--- START ---
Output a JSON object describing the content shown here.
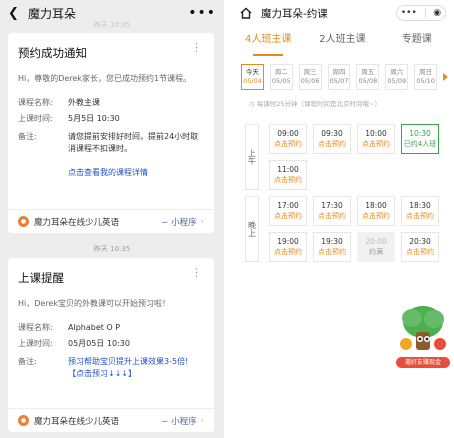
{
  "left": {
    "nav": {
      "back_icon": "back-arrow-icon",
      "title": "魔力耳朵",
      "more_icon": "more-dots-icon"
    },
    "ts_top": "昨天 10:35",
    "card1": {
      "title": "预约成功通知",
      "subtitle": "Hi，尊敬的Derek家长，您已成功预约1节课程。",
      "rows": [
        {
          "k": "课程名称:",
          "v": "外教主课"
        },
        {
          "k": "上课时间:",
          "v": "5月5日 10:30"
        },
        {
          "k": "备注:",
          "v": "请您提前安排好时间，提前24小时取消课程不扣课时。"
        }
      ],
      "link": "点击查看我的课程详情",
      "foot_name": "魔力耳朵在线少儿英语",
      "foot_mp": "小程序"
    },
    "ts_mid": "昨天 10:35",
    "card2": {
      "title": "上课提醒",
      "subtitle": "Hi，Derek宝贝的外教课可以开始预习啦！",
      "rows": [
        {
          "k": "课程名称:",
          "v": "Alphabet O P"
        },
        {
          "k": "上课时间:",
          "v": "05月05日 10:30"
        },
        {
          "k": "备注:",
          "v": "预习帮助宝贝提升上课效果3-5倍!【点击预习↓↓↓】"
        }
      ],
      "foot_name": "魔力耳朵在线少儿英语",
      "foot_mp": "小程序"
    }
  },
  "right": {
    "nav": {
      "home_icon": "home-icon",
      "title": "魔力耳朵-约课",
      "capsule_more": "•••",
      "capsule_close": "◉"
    },
    "tabs": [
      {
        "label": "4人班主课",
        "active": true
      },
      {
        "label": "2人班主课",
        "active": false
      },
      {
        "label": "专题课",
        "active": false
      }
    ],
    "days": [
      {
        "name": "今天",
        "date": "05/04",
        "selected": true
      },
      {
        "name": "周二",
        "date": "05/05",
        "selected": false
      },
      {
        "name": "周三",
        "date": "05/06",
        "selected": false
      },
      {
        "name": "周四",
        "date": "05/07",
        "selected": false
      },
      {
        "name": "周五",
        "date": "05/08",
        "selected": false
      },
      {
        "name": "周六",
        "date": "05/09",
        "selected": false
      },
      {
        "name": "周日",
        "date": "05/10",
        "selected": false
      }
    ],
    "note": "每课时25分钟（课程时间是北京时间哦~）",
    "morning_label": "上午",
    "evening_label": "晚上",
    "morning_slots": [
      {
        "time": "09:00",
        "status": "点击预约",
        "state": "open"
      },
      {
        "time": "09:30",
        "status": "点击预约",
        "state": "open"
      },
      {
        "time": "10:00",
        "status": "点击预约",
        "state": "open"
      },
      {
        "time": "10:30",
        "status": "已约4人班",
        "state": "booked"
      },
      {
        "time": "11:00",
        "status": "点击预约",
        "state": "open"
      }
    ],
    "evening_slots": [
      {
        "time": "17:00",
        "status": "点击预约",
        "state": "open"
      },
      {
        "time": "17:30",
        "status": "点击预约",
        "state": "open"
      },
      {
        "time": "18:00",
        "status": "点击预约",
        "state": "open"
      },
      {
        "time": "18:30",
        "status": "点击预约",
        "state": "open"
      },
      {
        "time": "19:00",
        "status": "点击预约",
        "state": "open"
      },
      {
        "time": "19:30",
        "status": "点击预约",
        "state": "open"
      },
      {
        "time": "20:00",
        "status": "约满",
        "state": "full"
      },
      {
        "time": "20:30",
        "status": "点击预约",
        "state": "open"
      }
    ],
    "mascot_label": "邀好友赚现金",
    "colors": {
      "accent": "#e68a1a",
      "booked": "#3aa64b",
      "link": "#1e50c8"
    }
  }
}
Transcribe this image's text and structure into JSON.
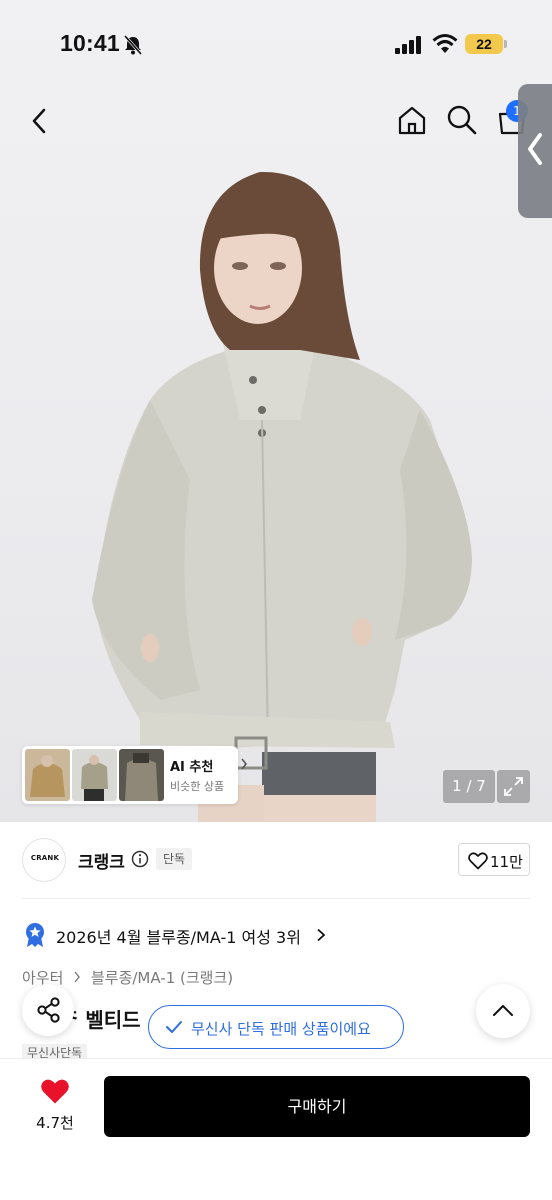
{
  "status_bar": {
    "time": "10:41",
    "battery": "22"
  },
  "nav": {
    "cart_badge": "1"
  },
  "gallery": {
    "ai_title": "AI 추천",
    "ai_subtitle": "비슷한 상품",
    "page_counter": "1 / 7"
  },
  "brand": {
    "logo_text": "CRANK",
    "name": "크랭크",
    "exclusive_tag": "단독",
    "like_count": "11만"
  },
  "ranking": {
    "text": "2026년 4월 블루종/MA-1 여성 3위"
  },
  "breadcrumb": {
    "category": "아우터",
    "subcategory": "블루종/MA-1 (크랭크)"
  },
  "product": {
    "title_partial": "ᄌ 벨티드",
    "store_tag": "무신사단독"
  },
  "notice": {
    "text": "무신사 단독 판매 상품이에요"
  },
  "bottom_bar": {
    "wish_count": "4.7천",
    "buy_label": "구매하기"
  },
  "colors": {
    "accent_blue": "#2f6ee0",
    "heart_red": "#e8132b",
    "battery_yellow": "#f2c94c",
    "buy_black": "#000000"
  },
  "icons": [
    "bell-off-icon",
    "signal-icon",
    "wifi-icon",
    "back-icon",
    "home-icon",
    "search-icon",
    "cart-icon",
    "info-icon",
    "heart-outline-icon",
    "medal-icon",
    "share-icon",
    "check-icon",
    "chevron-up-icon",
    "heart-icon",
    "expand-icon"
  ]
}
--- END ---
**Task brief:**
Every entry should be returned exactly as written, minus the pictures.

**Output of the exercise:**
Output a JSON object describing the content shown here.
{
  "left": {
    "nav": {
      "back_icon": "back-arrow-icon",
      "title": "魔力耳朵",
      "more_icon": "more-dots-icon"
    },
    "ts_top": "昨天 10:35",
    "card1": {
      "title": "预约成功通知",
      "subtitle": "Hi，尊敬的Derek家长，您已成功预约1节课程。",
      "rows": [
        {
          "k": "课程名称:",
          "v": "外教主课"
        },
        {
          "k": "上课时间:",
          "v": "5月5日 10:30"
        },
        {
          "k": "备注:",
          "v": "请您提前安排好时间，提前24小时取消课程不扣课时。"
        }
      ],
      "link": "点击查看我的课程详情",
      "foot_name": "魔力耳朵在线少儿英语",
      "foot_mp": "小程序"
    },
    "ts_mid": "昨天 10:35",
    "card2": {
      "title": "上课提醒",
      "subtitle": "Hi，Derek宝贝的外教课可以开始预习啦！",
      "rows": [
        {
          "k": "课程名称:",
          "v": "Alphabet O P"
        },
        {
          "k": "上课时间:",
          "v": "05月05日 10:30"
        },
        {
          "k": "备注:",
          "v": "预习帮助宝贝提升上课效果3-5倍!【点击预习↓↓↓】"
        }
      ],
      "foot_name": "魔力耳朵在线少儿英语",
      "foot_mp": "小程序"
    }
  },
  "right": {
    "nav": {
      "home_icon": "home-icon",
      "title": "魔力耳朵-约课",
      "capsule_more": "•••",
      "capsule_close": "◉"
    },
    "tabs": [
      {
        "label": "4人班主课",
        "active": true
      },
      {
        "label": "2人班主课",
        "active": false
      },
      {
        "label": "专题课",
        "active": false
      }
    ],
    "days": [
      {
        "name": "今天",
        "date": "05/04",
        "selected": true
      },
      {
        "name": "周二",
        "date": "05/05",
        "selected": false
      },
      {
        "name": "周三",
        "date": "05/06",
        "selected": false
      },
      {
        "name": "周四",
        "date": "05/07",
        "selected": false
      },
      {
        "name": "周五",
        "date": "05/08",
        "selected": false
      },
      {
        "name": "周六",
        "date": "05/09",
        "selected": false
      },
      {
        "name": "周日",
        "date": "05/10",
        "selected": false
      }
    ],
    "note": "每课时25分钟（课程时间是北京时间哦~）",
    "morning_label": "上午",
    "evening_label": "晚上",
    "morning_slots": [
      {
        "time": "09:00",
        "status": "点击预约",
        "state": "open"
      },
      {
        "time": "09:30",
        "status": "点击预约",
        "state": "open"
      },
      {
        "time": "10:00",
        "status": "点击预约",
        "state": "open"
      },
      {
        "time": "10:30",
        "status": "已约4人班",
        "state": "booked"
      },
      {
        "time": "11:00",
        "status": "点击预约",
        "state": "open"
      }
    ],
    "evening_slots": [
      {
        "time": "17:00",
        "status": "点击预约",
        "state": "open"
      },
      {
        "time": "17:30",
        "status": "点击预约",
        "state": "open"
      },
      {
        "time": "18:00",
        "status": "点击预约",
        "state": "open"
      },
      {
        "time": "18:30",
        "status": "点击预约",
        "state": "open"
      },
      {
        "time": "19:00",
        "status": "点击预约",
        "state": "open"
      },
      {
        "time": "19:30",
        "status": "点击预约",
        "state": "open"
      },
      {
        "time": "20:00",
        "status": "约满",
        "state": "full"
      },
      {
        "time": "20:30",
        "status": "点击预约",
        "state": "open"
      }
    ],
    "mascot_label": "邀好友赚现金",
    "colors": {
      "accent": "#e68a1a",
      "booked": "#3aa64b",
      "link": "#1e50c8"
    }
  }
}
Transcribe this image's text and structure into JSON.
{
  "status_bar": {
    "time": "10:41",
    "battery": "22"
  },
  "nav": {
    "cart_badge": "1"
  },
  "gallery": {
    "ai_title": "AI 추천",
    "ai_subtitle": "비슷한 상품",
    "page_counter": "1 / 7"
  },
  "brand": {
    "logo_text": "CRANK",
    "name": "크랭크",
    "exclusive_tag": "단독",
    "like_count": "11만"
  },
  "ranking": {
    "text": "2026년 4월 블루종/MA-1 여성 3위"
  },
  "breadcrumb": {
    "category": "아우터",
    "subcategory": "블루종/MA-1 (크랭크)"
  },
  "product": {
    "title_partial": "ᄌ 벨티드",
    "store_tag": "무신사단독"
  },
  "notice": {
    "text": "무신사 단독 판매 상품이에요"
  },
  "bottom_bar": {
    "wish_count": "4.7천",
    "buy_label": "구매하기"
  },
  "colors": {
    "accent_blue": "#2f6ee0",
    "heart_red": "#e8132b",
    "battery_yellow": "#f2c94c",
    "buy_black": "#000000"
  },
  "icons": [
    "bell-off-icon",
    "signal-icon",
    "wifi-icon",
    "back-icon",
    "home-icon",
    "search-icon",
    "cart-icon",
    "info-icon",
    "heart-outline-icon",
    "medal-icon",
    "share-icon",
    "check-icon",
    "chevron-up-icon",
    "heart-icon",
    "expand-icon"
  ]
}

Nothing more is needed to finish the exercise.